## Task details
Switch every "table-row-empty" in the rows below to "blank-row" and reproduce the lines with nothing else changed.

## Stored data
-- BEGIN --

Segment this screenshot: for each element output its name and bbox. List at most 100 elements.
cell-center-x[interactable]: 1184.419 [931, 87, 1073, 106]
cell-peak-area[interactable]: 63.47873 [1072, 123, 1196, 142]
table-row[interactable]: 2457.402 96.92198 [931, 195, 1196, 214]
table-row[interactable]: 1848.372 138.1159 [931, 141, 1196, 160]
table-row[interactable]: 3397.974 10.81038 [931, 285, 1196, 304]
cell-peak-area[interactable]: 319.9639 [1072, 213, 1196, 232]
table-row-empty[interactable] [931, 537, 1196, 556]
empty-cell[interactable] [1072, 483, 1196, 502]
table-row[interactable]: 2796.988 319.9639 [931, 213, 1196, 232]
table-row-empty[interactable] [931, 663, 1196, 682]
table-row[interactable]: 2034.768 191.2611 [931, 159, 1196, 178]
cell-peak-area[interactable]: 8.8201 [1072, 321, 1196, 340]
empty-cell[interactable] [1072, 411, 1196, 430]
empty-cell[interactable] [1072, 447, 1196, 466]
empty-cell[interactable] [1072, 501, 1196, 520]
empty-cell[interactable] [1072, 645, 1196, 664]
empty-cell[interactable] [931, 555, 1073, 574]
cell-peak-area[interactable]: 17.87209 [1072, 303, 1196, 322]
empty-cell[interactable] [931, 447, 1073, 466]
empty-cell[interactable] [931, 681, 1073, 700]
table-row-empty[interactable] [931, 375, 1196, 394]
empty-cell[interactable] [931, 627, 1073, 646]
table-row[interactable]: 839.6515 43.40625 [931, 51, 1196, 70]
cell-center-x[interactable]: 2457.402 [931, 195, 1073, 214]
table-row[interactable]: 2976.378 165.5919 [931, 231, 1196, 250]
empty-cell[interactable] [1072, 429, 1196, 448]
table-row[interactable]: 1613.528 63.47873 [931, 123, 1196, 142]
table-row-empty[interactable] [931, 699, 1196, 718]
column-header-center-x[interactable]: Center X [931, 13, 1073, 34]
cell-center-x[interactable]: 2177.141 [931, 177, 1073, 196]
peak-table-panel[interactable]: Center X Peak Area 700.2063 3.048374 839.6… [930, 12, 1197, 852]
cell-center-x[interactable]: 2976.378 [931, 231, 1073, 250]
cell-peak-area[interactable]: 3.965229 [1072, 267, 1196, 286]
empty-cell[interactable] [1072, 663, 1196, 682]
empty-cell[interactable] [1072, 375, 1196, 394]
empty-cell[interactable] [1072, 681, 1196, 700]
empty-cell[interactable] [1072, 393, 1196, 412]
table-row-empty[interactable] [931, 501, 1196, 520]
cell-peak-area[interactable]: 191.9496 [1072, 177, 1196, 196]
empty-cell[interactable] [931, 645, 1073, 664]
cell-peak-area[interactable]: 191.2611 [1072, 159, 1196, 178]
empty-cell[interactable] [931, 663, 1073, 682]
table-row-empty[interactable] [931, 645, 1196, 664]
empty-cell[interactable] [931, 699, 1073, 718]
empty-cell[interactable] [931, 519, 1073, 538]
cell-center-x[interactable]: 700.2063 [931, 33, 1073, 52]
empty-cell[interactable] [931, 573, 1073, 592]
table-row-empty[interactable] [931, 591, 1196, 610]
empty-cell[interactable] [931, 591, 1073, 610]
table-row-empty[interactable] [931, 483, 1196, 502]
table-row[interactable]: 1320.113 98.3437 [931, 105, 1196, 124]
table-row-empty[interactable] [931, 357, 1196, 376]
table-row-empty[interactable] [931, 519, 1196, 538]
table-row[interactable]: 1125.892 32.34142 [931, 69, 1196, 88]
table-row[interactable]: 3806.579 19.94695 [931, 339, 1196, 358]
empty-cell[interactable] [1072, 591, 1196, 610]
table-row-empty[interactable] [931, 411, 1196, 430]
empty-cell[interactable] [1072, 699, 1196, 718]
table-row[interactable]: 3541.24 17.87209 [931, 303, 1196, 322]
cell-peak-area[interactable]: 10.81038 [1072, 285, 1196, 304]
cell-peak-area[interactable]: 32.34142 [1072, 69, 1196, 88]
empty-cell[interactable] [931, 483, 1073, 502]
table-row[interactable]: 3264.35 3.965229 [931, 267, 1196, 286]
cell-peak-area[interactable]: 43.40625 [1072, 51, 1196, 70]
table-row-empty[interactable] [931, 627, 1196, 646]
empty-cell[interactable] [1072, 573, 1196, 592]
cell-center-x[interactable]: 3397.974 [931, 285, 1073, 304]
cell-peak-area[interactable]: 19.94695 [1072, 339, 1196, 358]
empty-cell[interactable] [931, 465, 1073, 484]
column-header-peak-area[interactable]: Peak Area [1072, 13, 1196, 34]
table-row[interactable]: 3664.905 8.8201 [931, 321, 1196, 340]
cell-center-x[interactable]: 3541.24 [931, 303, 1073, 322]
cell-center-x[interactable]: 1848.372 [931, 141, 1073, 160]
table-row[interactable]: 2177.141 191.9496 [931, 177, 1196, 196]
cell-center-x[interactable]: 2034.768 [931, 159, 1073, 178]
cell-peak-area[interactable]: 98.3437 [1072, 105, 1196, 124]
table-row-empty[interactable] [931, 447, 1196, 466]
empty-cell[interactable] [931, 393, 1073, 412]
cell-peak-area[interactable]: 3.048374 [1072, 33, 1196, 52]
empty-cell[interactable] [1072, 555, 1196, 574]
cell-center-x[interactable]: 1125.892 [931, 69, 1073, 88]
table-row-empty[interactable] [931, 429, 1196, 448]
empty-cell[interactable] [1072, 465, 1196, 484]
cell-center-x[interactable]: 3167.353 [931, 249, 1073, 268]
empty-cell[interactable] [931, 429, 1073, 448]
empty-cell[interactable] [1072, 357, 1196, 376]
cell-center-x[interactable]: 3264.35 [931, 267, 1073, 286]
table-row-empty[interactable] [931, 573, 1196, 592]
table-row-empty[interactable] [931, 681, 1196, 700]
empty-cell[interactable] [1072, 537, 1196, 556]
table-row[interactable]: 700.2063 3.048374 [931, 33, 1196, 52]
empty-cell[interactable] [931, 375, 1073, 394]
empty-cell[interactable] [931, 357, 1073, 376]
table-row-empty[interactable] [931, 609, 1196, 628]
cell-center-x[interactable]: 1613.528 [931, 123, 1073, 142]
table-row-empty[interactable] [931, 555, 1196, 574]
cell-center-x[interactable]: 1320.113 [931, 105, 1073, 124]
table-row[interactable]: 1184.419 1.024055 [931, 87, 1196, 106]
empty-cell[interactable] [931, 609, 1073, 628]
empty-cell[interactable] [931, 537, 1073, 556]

-- END --

## Reply to the exercise
Segment this screenshot: for each element output its name and bbox. List at most 100 elements.
cell-center-x[interactable]: 1184.419 [931, 87, 1073, 106]
cell-peak-area[interactable]: 63.47873 [1072, 123, 1196, 142]
table-row[interactable]: 2457.402 96.92198 [931, 195, 1196, 214]
table-row[interactable]: 1848.372 138.1159 [931, 141, 1196, 160]
table-row[interactable]: 3397.974 10.81038 [931, 285, 1196, 304]
cell-peak-area[interactable]: 319.9639 [1072, 213, 1196, 232]
blank-row[interactable] [931, 537, 1196, 556]
empty-cell[interactable] [1072, 483, 1196, 502]
table-row[interactable]: 2796.988 319.9639 [931, 213, 1196, 232]
blank-row[interactable] [931, 663, 1196, 682]
table-row[interactable]: 2034.768 191.2611 [931, 159, 1196, 178]
cell-peak-area[interactable]: 8.8201 [1072, 321, 1196, 340]
empty-cell[interactable] [1072, 411, 1196, 430]
empty-cell[interactable] [1072, 447, 1196, 466]
empty-cell[interactable] [1072, 501, 1196, 520]
empty-cell[interactable] [1072, 645, 1196, 664]
empty-cell[interactable] [931, 555, 1073, 574]
cell-peak-area[interactable]: 17.87209 [1072, 303, 1196, 322]
empty-cell[interactable] [931, 447, 1073, 466]
empty-cell[interactable] [931, 681, 1073, 700]
blank-row[interactable] [931, 375, 1196, 394]
empty-cell[interactable] [931, 627, 1073, 646]
table-row[interactable]: 839.6515 43.40625 [931, 51, 1196, 70]
cell-center-x[interactable]: 2457.402 [931, 195, 1073, 214]
table-row[interactable]: 2976.378 165.5919 [931, 231, 1196, 250]
empty-cell[interactable] [1072, 429, 1196, 448]
table-row[interactable]: 1613.528 63.47873 [931, 123, 1196, 142]
blank-row[interactable] [931, 699, 1196, 718]
column-header-center-x[interactable]: Center X [931, 13, 1073, 34]
cell-center-x[interactable]: 2177.141 [931, 177, 1073, 196]
peak-table-panel[interactable]: Center X Peak Area 700.2063 3.048374 839.6… [930, 12, 1197, 852]
cell-center-x[interactable]: 2976.378 [931, 231, 1073, 250]
cell-peak-area[interactable]: 3.965229 [1072, 267, 1196, 286]
empty-cell[interactable] [1072, 663, 1196, 682]
empty-cell[interactable] [1072, 375, 1196, 394]
empty-cell[interactable] [1072, 681, 1196, 700]
empty-cell[interactable] [1072, 393, 1196, 412]
blank-row[interactable] [931, 501, 1196, 520]
cell-peak-area[interactable]: 191.9496 [1072, 177, 1196, 196]
empty-cell[interactable] [931, 645, 1073, 664]
cell-peak-area[interactable]: 191.2611 [1072, 159, 1196, 178]
empty-cell[interactable] [931, 663, 1073, 682]
blank-row[interactable] [931, 645, 1196, 664]
empty-cell[interactable] [931, 699, 1073, 718]
empty-cell[interactable] [931, 519, 1073, 538]
cell-center-x[interactable]: 700.2063 [931, 33, 1073, 52]
empty-cell[interactable] [931, 573, 1073, 592]
blank-row[interactable] [931, 591, 1196, 610]
empty-cell[interactable] [931, 591, 1073, 610]
blank-row[interactable] [931, 483, 1196, 502]
table-row[interactable]: 1320.113 98.3437 [931, 105, 1196, 124]
blank-row[interactable] [931, 357, 1196, 376]
blank-row[interactable] [931, 519, 1196, 538]
table-row[interactable]: 1125.892 32.34142 [931, 69, 1196, 88]
table-row[interactable]: 3806.579 19.94695 [931, 339, 1196, 358]
empty-cell[interactable] [1072, 591, 1196, 610]
blank-row[interactable] [931, 411, 1196, 430]
empty-cell[interactable] [1072, 699, 1196, 718]
table-row[interactable]: 3541.24 17.87209 [931, 303, 1196, 322]
cell-peak-area[interactable]: 10.81038 [1072, 285, 1196, 304]
cell-peak-area[interactable]: 32.34142 [1072, 69, 1196, 88]
empty-cell[interactable] [931, 483, 1073, 502]
table-row[interactable]: 3264.35 3.965229 [931, 267, 1196, 286]
cell-peak-area[interactable]: 43.40625 [1072, 51, 1196, 70]
blank-row[interactable] [931, 627, 1196, 646]
empty-cell[interactable] [1072, 573, 1196, 592]
cell-center-x[interactable]: 3397.974 [931, 285, 1073, 304]
cell-peak-area[interactable]: 19.94695 [1072, 339, 1196, 358]
empty-cell[interactable] [931, 465, 1073, 484]
column-header-peak-area[interactable]: Peak Area [1072, 13, 1196, 34]
table-row[interactable]: 3664.905 8.8201 [931, 321, 1196, 340]
cell-center-x[interactable]: 3541.24 [931, 303, 1073, 322]
cell-center-x[interactable]: 1848.372 [931, 141, 1073, 160]
table-row[interactable]: 2177.141 191.9496 [931, 177, 1196, 196]
cell-center-x[interactable]: 2034.768 [931, 159, 1073, 178]
cell-peak-area[interactable]: 98.3437 [1072, 105, 1196, 124]
blank-row[interactable] [931, 447, 1196, 466]
empty-cell[interactable] [931, 393, 1073, 412]
cell-peak-area[interactable]: 3.048374 [1072, 33, 1196, 52]
empty-cell[interactable] [1072, 555, 1196, 574]
cell-center-x[interactable]: 1125.892 [931, 69, 1073, 88]
blank-row[interactable] [931, 429, 1196, 448]
empty-cell[interactable] [1072, 465, 1196, 484]
cell-center-x[interactable]: 3167.353 [931, 249, 1073, 268]
empty-cell[interactable] [931, 429, 1073, 448]
empty-cell[interactable] [1072, 357, 1196, 376]
cell-center-x[interactable]: 3264.35 [931, 267, 1073, 286]
blank-row[interactable] [931, 573, 1196, 592]
blank-row[interactable] [931, 681, 1196, 700]
empty-cell[interactable] [1072, 537, 1196, 556]
table-row[interactable]: 700.2063 3.048374 [931, 33, 1196, 52]
empty-cell[interactable] [931, 375, 1073, 394]
empty-cell[interactable] [931, 357, 1073, 376]
blank-row[interactable] [931, 609, 1196, 628]
cell-center-x[interactable]: 1613.528 [931, 123, 1073, 142]
blank-row[interactable] [931, 555, 1196, 574]
cell-center-x[interactable]: 1320.113 [931, 105, 1073, 124]
table-row[interactable]: 1184.419 1.024055 [931, 87, 1196, 106]
empty-cell[interactable] [931, 609, 1073, 628]
empty-cell[interactable] [931, 537, 1073, 556]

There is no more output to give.